- WHAT IS EXPECTED -
Wherever a line in the data below holds "sgjtsteel", copy that line.

##########

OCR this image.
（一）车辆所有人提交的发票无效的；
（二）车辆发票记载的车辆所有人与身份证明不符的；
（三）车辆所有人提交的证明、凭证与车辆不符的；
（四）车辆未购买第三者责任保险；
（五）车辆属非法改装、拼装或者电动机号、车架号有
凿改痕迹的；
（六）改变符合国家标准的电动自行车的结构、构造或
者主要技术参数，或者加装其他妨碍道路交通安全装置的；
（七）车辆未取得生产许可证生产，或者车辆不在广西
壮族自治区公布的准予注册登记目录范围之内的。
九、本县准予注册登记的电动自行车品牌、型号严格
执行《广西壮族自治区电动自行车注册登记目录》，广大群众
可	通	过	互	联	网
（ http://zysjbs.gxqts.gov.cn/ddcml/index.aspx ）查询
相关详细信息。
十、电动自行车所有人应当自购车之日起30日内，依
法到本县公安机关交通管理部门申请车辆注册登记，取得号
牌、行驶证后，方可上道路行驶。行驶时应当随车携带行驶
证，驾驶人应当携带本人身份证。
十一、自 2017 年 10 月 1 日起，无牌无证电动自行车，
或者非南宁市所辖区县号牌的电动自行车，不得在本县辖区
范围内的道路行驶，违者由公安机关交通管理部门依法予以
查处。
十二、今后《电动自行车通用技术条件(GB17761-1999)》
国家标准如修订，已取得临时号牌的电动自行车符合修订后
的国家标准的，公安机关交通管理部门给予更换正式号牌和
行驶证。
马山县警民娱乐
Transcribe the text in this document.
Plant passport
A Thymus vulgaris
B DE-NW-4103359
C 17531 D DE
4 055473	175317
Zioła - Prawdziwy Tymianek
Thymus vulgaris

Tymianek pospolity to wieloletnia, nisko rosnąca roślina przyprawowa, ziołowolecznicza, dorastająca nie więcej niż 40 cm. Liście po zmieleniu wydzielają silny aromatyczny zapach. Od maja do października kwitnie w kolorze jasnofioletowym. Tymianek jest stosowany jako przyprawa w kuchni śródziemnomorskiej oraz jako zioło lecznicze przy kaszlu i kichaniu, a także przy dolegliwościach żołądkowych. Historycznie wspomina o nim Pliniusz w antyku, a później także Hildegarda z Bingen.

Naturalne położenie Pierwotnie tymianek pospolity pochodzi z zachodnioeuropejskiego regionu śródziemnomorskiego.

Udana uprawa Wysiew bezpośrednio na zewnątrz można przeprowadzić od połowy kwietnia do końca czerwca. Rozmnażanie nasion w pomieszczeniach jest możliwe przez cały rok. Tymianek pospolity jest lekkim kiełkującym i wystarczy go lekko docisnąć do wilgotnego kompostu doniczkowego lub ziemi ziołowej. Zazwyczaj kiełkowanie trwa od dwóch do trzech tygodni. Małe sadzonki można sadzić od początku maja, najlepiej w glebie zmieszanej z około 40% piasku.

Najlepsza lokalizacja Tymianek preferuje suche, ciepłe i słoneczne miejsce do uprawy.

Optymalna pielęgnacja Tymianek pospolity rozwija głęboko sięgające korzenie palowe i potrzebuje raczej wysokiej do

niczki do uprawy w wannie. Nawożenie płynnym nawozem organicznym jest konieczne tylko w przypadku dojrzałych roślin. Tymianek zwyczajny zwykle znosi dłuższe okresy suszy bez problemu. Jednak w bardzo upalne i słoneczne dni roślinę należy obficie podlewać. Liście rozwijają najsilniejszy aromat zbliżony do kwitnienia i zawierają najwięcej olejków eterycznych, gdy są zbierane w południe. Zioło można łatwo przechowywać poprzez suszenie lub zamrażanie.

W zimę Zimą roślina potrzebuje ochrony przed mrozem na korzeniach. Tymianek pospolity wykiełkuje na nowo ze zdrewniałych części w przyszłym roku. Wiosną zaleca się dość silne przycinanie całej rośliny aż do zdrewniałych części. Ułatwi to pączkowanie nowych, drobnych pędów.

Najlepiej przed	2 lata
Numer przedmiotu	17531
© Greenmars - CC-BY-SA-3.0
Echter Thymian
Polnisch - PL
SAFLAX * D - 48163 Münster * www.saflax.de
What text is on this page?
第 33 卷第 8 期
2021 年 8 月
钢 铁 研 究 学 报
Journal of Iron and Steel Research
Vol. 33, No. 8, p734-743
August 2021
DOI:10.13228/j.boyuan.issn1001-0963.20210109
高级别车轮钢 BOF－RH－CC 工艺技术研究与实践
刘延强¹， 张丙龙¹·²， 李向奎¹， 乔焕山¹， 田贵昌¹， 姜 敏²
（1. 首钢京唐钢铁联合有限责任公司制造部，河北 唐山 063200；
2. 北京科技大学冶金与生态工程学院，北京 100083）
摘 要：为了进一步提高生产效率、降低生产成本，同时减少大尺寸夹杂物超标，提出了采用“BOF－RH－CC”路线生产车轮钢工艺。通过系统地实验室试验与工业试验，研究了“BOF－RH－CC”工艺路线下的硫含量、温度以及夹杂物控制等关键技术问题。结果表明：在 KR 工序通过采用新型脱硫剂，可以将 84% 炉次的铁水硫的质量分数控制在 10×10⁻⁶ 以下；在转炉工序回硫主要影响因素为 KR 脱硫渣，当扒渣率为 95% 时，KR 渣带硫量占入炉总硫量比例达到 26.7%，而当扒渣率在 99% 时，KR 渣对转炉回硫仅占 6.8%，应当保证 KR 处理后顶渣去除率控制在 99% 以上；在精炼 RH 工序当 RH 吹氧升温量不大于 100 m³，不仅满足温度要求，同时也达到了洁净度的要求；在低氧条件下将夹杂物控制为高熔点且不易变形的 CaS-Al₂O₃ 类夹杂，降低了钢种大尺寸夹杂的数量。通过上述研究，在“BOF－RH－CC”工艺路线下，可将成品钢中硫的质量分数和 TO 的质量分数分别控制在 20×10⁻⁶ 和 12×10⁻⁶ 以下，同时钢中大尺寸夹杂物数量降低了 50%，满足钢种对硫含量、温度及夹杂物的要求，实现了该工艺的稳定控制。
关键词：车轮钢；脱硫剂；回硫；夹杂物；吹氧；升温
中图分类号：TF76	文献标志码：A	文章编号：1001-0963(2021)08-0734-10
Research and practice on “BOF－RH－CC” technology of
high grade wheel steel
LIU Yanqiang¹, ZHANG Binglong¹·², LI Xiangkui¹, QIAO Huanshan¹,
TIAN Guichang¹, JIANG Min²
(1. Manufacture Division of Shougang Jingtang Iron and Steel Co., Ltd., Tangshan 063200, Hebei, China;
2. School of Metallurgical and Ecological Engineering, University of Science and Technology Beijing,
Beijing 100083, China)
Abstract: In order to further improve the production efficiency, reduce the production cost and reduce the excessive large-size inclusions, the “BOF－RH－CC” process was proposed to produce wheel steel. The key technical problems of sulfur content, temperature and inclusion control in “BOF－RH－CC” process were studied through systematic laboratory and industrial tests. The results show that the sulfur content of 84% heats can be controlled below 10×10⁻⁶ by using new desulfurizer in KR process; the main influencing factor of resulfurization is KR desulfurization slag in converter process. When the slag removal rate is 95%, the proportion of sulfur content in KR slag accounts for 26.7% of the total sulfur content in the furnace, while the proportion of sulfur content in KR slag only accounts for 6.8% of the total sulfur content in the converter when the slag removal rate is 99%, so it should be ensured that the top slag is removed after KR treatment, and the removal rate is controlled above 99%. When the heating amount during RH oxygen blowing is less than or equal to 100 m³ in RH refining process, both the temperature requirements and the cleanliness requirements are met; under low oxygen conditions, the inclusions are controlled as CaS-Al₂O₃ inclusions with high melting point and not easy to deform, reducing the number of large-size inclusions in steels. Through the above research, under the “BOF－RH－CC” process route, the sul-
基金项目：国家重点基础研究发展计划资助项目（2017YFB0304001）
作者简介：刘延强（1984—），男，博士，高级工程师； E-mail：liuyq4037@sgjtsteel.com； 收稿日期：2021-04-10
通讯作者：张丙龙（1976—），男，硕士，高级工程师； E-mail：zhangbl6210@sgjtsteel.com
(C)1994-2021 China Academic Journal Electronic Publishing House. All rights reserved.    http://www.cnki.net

##########

- RESULT -
作者简介：刘延强（1984—），男，博士，高级工程师； E-mail：liuyq4037@sgjtsteel.com； 收稿日期：2021-04-10
通讯作者：张丙龙（1976—），男，硕士，高级工程师； E-mail：zhangbl6210@sgjtsteel.com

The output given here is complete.